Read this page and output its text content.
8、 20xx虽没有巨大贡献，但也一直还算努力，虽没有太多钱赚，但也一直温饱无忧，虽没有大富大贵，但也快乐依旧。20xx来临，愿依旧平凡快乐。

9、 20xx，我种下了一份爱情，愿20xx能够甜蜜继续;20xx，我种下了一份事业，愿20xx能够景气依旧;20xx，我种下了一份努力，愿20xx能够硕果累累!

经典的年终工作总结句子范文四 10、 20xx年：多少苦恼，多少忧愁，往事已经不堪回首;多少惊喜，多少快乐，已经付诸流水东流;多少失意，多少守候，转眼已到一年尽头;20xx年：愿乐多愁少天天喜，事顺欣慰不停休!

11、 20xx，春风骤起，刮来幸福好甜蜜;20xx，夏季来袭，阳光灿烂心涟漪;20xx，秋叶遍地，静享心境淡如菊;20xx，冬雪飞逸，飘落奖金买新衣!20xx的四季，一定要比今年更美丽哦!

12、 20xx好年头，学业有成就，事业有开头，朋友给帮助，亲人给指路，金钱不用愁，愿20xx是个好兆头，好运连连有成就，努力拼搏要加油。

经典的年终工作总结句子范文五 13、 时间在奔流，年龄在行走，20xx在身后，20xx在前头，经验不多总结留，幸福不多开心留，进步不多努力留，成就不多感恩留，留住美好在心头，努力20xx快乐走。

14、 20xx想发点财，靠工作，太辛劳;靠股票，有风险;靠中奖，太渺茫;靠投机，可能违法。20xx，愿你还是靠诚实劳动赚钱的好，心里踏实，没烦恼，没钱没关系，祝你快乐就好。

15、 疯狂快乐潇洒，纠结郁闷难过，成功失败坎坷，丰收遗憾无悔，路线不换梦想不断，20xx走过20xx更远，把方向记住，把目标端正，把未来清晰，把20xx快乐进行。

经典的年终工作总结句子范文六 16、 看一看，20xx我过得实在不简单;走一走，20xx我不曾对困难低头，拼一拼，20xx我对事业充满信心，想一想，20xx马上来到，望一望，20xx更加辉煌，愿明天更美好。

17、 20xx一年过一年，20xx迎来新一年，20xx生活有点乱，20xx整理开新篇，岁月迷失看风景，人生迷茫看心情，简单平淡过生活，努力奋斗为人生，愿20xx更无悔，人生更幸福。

---------------

* **STATED PROBLEM**:
Extract all of the material exactly as it is written.

* **OUTPUT BELOW**:
Read this page and output its text content.
8、 20xx虽没有巨大贡献，但也一直还算努力，虽没有太多钱赚，但也一直温饱无忧，虽没有大富大贵，但也快乐依旧。20xx来临，愿依旧平凡快乐。

9、 20xx，我种下了一份爱情，愿20xx能够甜蜜继续;20xx，我种下了一份事业，愿20xx能够景气依旧;20xx，我种下了一份努力，愿20xx能够硕果累累!

经典的年终工作总结句子范文四 10、 20xx年：多少苦恼，多少忧愁，往事已经不堪回首;多少惊喜，多少快乐，已经付诸流水东流;多少失意，多少守候，转眼已到一年尽头;20xx年：愿乐多愁少天天喜，事顺欣慰不停休!

11、 20xx，春风骤起，刮来幸福好甜蜜;20xx，夏季来袭，阳光灿烂心涟漪;20xx，秋叶遍地，静享心境淡如菊;20xx，冬雪飞逸，飘落奖金买新衣!20xx的四季，一定要比今年更美丽哦!

12、 20xx好年头，学业有成就，事业有开头，朋友给帮助，亲人给指路，金钱不用愁，愿20xx是个好兆头，好运连连有成就，努力拼搏要加油。

经典的年终工作总结句子范文五 13、 时间在奔流，年龄在行走，20xx在身后，20xx在前头，经验不多总结留，幸福不多开心留，进步不多努力留，成就不多感恩留，留住美好在心头，努力20xx快乐走。

14、 20xx想发点财，靠工作，太辛劳;靠股票，有风险;靠中奖，太渺茫;靠投机，可能违法。20xx，愿你还是靠诚实劳动赚钱的好，心里踏实，没烦恼，没钱没关系，祝你快乐就好。

15、 疯狂快乐潇洒，纠结郁闷难过，成功失败坎坷，丰收遗憾无悔，路线不换梦想不断，20xx走过20xx更远，把方向记住，把目标端正，把未来清晰，把20xx快乐进行。

经典的年终工作总结句子范文六 16、 看一看，20xx我过得实在不简单;走一走，20xx我不曾对困难低头，拼一拼，20xx我对事业充满信心，想一想，20xx马上来到，望一望，20xx更加辉煌，愿明天更美好。

17、 20xx一年过一年，20xx迎来新一年，20xx生活有点乱，20xx整理开新篇，岁月迷失看风景，人生迷茫看心情，简单平淡过生活，努力奋斗为人生，愿20xx更无悔，人生更幸福。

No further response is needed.